* START Listed records *
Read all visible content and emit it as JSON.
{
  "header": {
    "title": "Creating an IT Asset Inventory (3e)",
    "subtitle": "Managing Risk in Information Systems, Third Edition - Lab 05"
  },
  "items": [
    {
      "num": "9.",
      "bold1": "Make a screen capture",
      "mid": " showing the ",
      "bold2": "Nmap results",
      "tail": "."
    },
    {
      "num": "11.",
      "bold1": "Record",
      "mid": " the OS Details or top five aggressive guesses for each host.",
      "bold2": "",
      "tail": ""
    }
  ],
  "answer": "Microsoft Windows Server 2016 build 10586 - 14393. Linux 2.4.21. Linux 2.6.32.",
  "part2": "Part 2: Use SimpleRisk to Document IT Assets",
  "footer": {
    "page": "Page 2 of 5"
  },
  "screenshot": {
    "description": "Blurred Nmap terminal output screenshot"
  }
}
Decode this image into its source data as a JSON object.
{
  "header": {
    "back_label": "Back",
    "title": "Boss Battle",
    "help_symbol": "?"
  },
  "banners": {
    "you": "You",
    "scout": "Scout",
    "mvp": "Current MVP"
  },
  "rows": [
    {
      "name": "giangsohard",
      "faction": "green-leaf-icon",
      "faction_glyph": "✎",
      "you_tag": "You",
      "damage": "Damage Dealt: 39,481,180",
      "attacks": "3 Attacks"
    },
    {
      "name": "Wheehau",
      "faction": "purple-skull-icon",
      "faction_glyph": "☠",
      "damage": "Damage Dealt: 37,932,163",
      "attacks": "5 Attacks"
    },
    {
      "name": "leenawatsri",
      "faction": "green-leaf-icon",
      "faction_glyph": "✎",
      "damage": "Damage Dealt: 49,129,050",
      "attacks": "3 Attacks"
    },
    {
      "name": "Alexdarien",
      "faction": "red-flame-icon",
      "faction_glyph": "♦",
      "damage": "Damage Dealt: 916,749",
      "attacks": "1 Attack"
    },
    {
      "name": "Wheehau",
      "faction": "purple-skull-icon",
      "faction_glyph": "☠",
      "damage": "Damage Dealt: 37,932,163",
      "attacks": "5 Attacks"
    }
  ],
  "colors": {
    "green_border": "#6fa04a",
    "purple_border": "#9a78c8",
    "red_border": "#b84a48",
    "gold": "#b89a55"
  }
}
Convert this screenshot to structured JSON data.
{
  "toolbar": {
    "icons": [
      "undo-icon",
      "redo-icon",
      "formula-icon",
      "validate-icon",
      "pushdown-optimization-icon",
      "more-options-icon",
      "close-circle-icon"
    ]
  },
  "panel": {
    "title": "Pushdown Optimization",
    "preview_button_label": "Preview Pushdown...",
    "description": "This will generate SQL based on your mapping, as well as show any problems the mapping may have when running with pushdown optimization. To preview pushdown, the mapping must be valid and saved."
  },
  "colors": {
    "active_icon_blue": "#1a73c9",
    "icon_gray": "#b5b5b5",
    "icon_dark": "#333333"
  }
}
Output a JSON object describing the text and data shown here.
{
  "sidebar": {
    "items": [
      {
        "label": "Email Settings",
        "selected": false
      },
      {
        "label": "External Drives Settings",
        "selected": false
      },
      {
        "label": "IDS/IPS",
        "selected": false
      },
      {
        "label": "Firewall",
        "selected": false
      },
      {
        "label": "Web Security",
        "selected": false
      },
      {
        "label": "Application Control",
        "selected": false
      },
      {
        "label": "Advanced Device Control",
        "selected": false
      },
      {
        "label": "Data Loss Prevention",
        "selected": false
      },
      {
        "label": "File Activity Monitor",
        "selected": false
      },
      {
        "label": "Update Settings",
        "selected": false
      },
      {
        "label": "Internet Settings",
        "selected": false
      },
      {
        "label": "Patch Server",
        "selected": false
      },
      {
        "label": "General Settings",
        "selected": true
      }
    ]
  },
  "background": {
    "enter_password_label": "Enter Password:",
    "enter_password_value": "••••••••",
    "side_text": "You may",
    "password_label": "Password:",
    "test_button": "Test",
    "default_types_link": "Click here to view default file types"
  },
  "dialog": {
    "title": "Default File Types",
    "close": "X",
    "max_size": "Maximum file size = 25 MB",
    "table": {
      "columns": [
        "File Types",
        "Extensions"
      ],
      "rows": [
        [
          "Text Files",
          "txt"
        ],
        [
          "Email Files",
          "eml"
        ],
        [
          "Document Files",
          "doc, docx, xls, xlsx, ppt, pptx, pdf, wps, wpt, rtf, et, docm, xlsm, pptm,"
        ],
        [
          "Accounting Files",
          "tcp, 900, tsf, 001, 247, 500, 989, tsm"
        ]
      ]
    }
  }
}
* END Listed records *
Find the string "Settings" in the records, then copy each line where it occurs.

Answer to the problem:
        "label": "Email Settings",
        "label": "External Drives Settings",
        "label": "Update Settings",
        "label": "Internet Settings",
        "label": "General Settings",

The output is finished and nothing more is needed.